#### Stored records:
──────
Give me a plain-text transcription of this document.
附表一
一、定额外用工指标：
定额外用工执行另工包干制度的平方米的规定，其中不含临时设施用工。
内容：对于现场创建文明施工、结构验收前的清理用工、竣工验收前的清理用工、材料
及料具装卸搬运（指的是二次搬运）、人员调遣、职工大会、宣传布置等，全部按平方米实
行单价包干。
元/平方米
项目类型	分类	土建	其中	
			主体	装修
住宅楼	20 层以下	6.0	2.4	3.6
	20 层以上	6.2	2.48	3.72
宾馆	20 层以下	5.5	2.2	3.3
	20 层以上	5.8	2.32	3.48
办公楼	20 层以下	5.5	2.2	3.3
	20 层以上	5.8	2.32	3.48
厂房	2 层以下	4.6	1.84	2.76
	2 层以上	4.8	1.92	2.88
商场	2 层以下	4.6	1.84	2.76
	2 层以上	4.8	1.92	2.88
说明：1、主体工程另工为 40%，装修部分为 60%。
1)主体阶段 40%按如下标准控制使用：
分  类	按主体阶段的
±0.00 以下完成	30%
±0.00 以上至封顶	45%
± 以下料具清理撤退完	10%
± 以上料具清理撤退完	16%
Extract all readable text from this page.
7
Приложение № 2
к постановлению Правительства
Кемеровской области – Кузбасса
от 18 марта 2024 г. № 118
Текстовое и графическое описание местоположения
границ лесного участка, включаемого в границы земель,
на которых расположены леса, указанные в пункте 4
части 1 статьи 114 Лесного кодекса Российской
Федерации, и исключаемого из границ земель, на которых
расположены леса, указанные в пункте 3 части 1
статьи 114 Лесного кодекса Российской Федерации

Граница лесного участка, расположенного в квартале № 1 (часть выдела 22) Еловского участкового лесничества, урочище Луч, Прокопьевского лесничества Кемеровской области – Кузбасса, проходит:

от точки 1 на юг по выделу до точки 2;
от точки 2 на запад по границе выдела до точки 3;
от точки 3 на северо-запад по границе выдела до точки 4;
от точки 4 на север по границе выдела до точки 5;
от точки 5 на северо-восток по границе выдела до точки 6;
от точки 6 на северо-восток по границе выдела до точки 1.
──────
#### WRITTEN TASK:
Write out the records shown above, exactly as they appear.

#### COMPLETE OUTPUT:
Give me a plain-text transcription of this document.
附表一
一、定额外用工指标：
定额外用工执行另工包干制度的平方米的规定，其中不含临时设施用工。
内容：对于现场创建文明施工、结构验收前的清理用工、竣工验收前的清理用工、材料
及料具装卸搬运（指的是二次搬运）、人员调遣、职工大会、宣传布置等，全部按平方米实
行单价包干。
元/平方米
项目类型	分类	土建	其中	
			主体	装修
住宅楼	20 层以下	6.0	2.4	3.6
	20 层以上	6.2	2.48	3.72
宾馆	20 层以下	5.5	2.2	3.3
	20 层以上	5.8	2.32	3.48
办公楼	20 层以下	5.5	2.2	3.3
	20 层以上	5.8	2.32	3.48
厂房	2 层以下	4.6	1.84	2.76
	2 层以上	4.8	1.92	2.88
商场	2 层以下	4.6	1.84	2.76
	2 层以上	4.8	1.92	2.88
说明：1、主体工程另工为 40%，装修部分为 60%。
1)主体阶段 40%按如下标准控制使用：
分  类	按主体阶段的
±0.00 以下完成	30%
±0.00 以上至封顶	45%
± 以下料具清理撤退完	10%
± 以上料具清理撤退完	16%
Extract all readable text from this page.
7
Приложение № 2
к постановлению Правительства
Кемеровской области – Кузбасса
от 18 марта 2024 г. № 118
Текстовое и графическое описание местоположения
границ лесного участка, включаемого в границы земель,
на которых расположены леса, указанные в пункте 4
части 1 статьи 114 Лесного кодекса Российской
Федерации, и исключаемого из границ земель, на которых
расположены леса, указанные в пункте 3 части 1
статьи 114 Лесного кодекса Российской Федерации

Граница лесного участка, расположенного в квартале № 1 (часть выдела 22) Еловского участкового лесничества, урочище Луч, Прокопьевского лесничества Кемеровской области – Кузбасса, проходит:

от точки 1 на юг по выделу до точки 2;
от точки 2 на запад по границе выдела до точки 3;
от точки 3 на северо-запад по границе выдела до точки 4;
от точки 4 на север по границе выдела до точки 5;
от точки 5 на северо-восток по границе выдела до точки 6;
от точки 6 на северо-восток по границе выдела до точки 1.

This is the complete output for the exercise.